-- Start of MATERIAL PROVIDED --
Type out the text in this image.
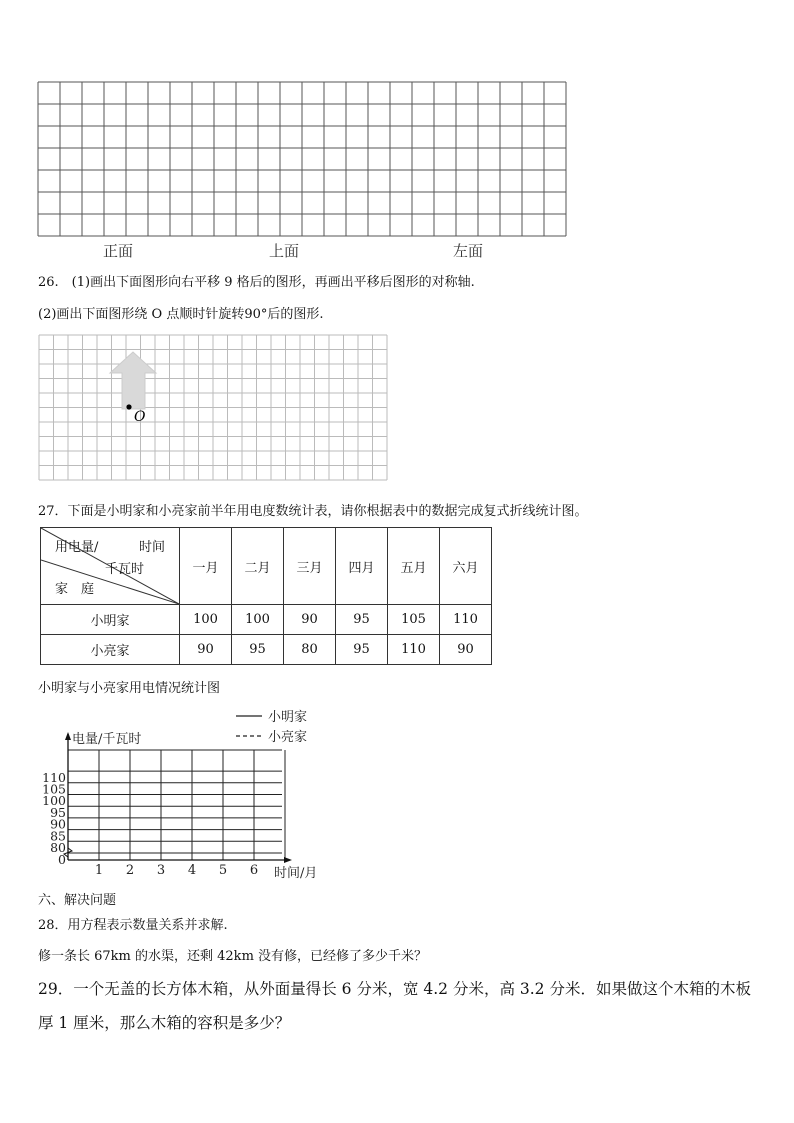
正面	上面	左面
26.　(1)画出下面图形向右平移 9 格后的图形，再画出平移后图形的对称轴.
(2)画出下面图形绕 O 点顺时针旋转90°后的图形.
O
27．下面是小明家和小亮家前半年用电度数统计表，请你根据表中的数据完成复式折线统计图。
用电量/ 时间
千瓦时
家　庭	一月	二月	三月	四月	五月	六月
小明家	100	100	90	95	105	110
小亮家	90	95	80	95	110	90
小明家与小亮家用电情况统计图
小明家
小亮家
电量/千瓦时
时间/月
110
105
100
95
90
85
80
0
1 2 3 4 5 6
六、解决问题
28．用方程表示数量关系并求解.
修一条长 67km 的水渠，还剩 42km 没有修，已经修了多少千米？
29．一个无盖的长方体木箱，从外面量得长 6 分米，宽 4.2 分米，高 3.2 分米．如果做这个木箱的木板
厚 1 厘米，那么木箱的容积是多少？
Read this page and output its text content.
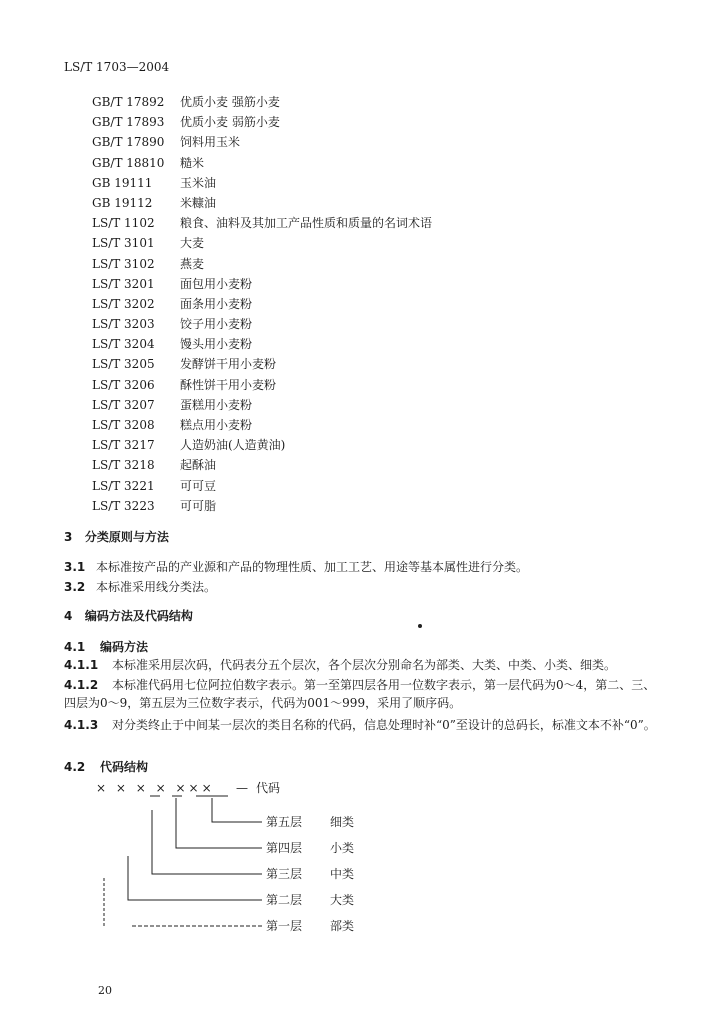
LS/T 1703—2004
GB/T 17892 优质小麦 强筋小麦
GB/T 17893 优质小麦 弱筋小麦
GB/T 17890 饲料用玉米
GB/T 18810 糙米
GB 19111 玉米油
GB 19112 米糠油
LS/T 1102 粮食、油料及其加工产品性质和质量的名词术语
LS/T 3101 大麦
LS/T 3102 燕麦
LS/T 3201 面包用小麦粉
LS/T 3202 面条用小麦粉
LS/T 3203 饺子用小麦粉
LS/T 3204 馒头用小麦粉
LS/T 3205 发酵饼干用小麦粉
LS/T 3206 酥性饼干用小麦粉
LS/T 3207 蛋糕用小麦粉
LS/T 3208 糕点用小麦粉
LS/T 3217 人造奶油(人造黄油)
LS/T 3218 起酥油
LS/T 3221 可可豆
LS/T 3223 可可脂
3 分类原则与方法
3.1 本标准按产品的产业源和产品的物理性质、加工工艺、用途等基本属性进行分类。
3.2 本标准采用线分类法。
4 编码方法及代码结构
4.1 编码方法
4.1.1 本标准采用层次码，代码表分五个层次，各个层次分别命名为部类、大类、中类、小类、细类。
4.1.2 本标准代码用七位阿拉伯数字表示。第一至第四层各用一位数字表示，第一层代码为0～4，第二、三、四层为0～9，第五层为三位数字表示，代码为001～999，采用了顺序码。
4.1.3 对分类终止于中间某一层次的类目名称的代码，信息处理时补“0”至设计的总码长，标准文本不补“0”。
4.2 代码结构
× × × × ××× — 代码
第五层 细类
第四层 小类
第三层 中类
第二层 大类
第一层 部类
20
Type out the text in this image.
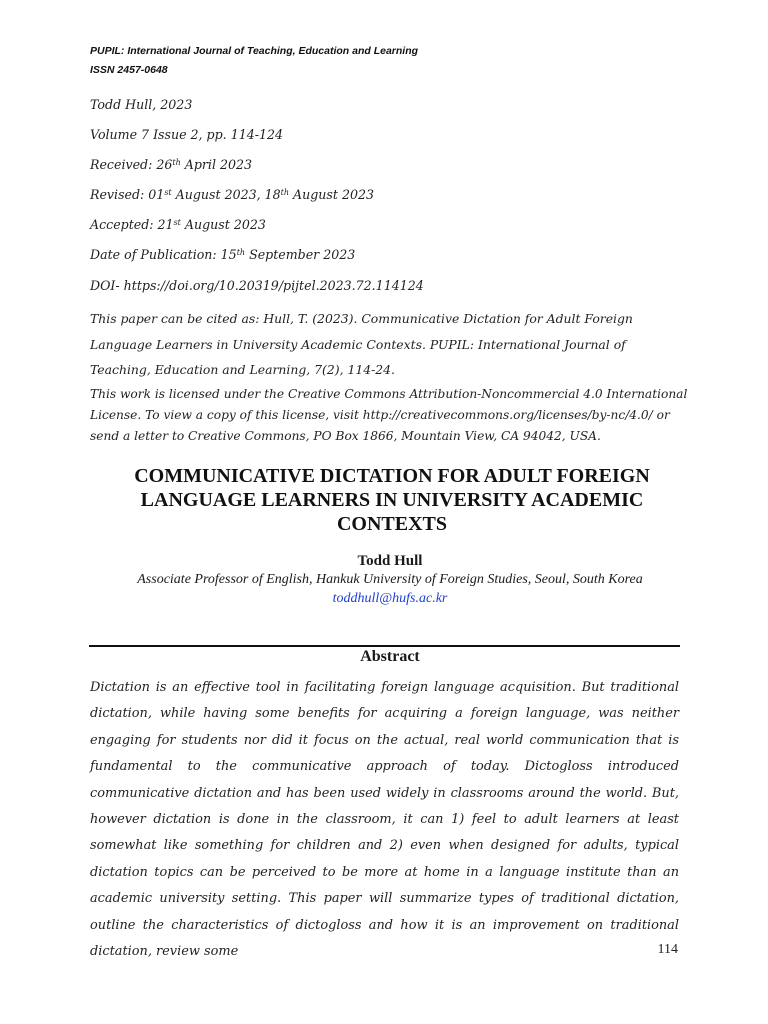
PUPIL: International Journal of Teaching, Education and Learning
ISSN 2457-0648
Todd Hull, 2023
Volume 7 Issue 2, pp. 114-124
Received: 26th April 2023
Revised: 01st August 2023, 18th August 2023
Accepted: 21st August 2023
Date of Publication: 15th September 2023
DOI- https://doi.org/10.20319/pijtel.2023.72.114124
This paper can be cited as: Hull, T. (2023). Communicative Dictation for Adult Foreign Language Learners in University Academic Contexts. PUPIL: International Journal of Teaching, Education and Learning, 7(2), 114-24.
This work is licensed under the Creative Commons Attribution-Noncommercial 4.0 International License. To view a copy of this license, visit http://creativecommons.org/licenses/by-nc/4.0/ or send a letter to Creative Commons, PO Box 1866, Mountain View, CA 94042, USA.
COMMUNICATIVE DICTATION FOR ADULT FOREIGN LANGUAGE LEARNERS IN UNIVERSITY ACADEMIC CONTEXTS
Todd Hull
Associate Professor of English, Hankuk University of Foreign Studies, Seoul, South Korea
toddhull@hufs.ac.kr
Abstract
Dictation is an effective tool in facilitating foreign language acquisition. But traditional dictation, while having some benefits for acquiring a foreign language, was neither engaging for students nor did it focus on the actual, real world communication that is fundamental to the communicative approach of today. Dictogloss introduced communicative dictation and has been used widely in classrooms around the world. But, however dictation is done in the classroom, it can 1) feel to adult learners at least somewhat like something for children and 2) even when designed for adults, typical dictation topics can be perceived to be more at home in a language institute than an academic university setting. This paper will summarize types of traditional dictation, outline the characteristics of dictogloss and how it is an improvement on traditional dictation, review some	114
-- End of MATERIAL PROVIDED --
▶ SET PROBLEM
Read the entries and select each line where the word "Teaching" is found.

▶ TASK RESULT
PUPIL: International Journal of Teaching, Education and Learning
This paper can be cited as: Hull, T. (2023). Communicative Dictation for Adult Foreign Language Learners in University Academic Contexts. PUPIL: International Journal of Teaching, Education and Learning, 7(2), 114-24.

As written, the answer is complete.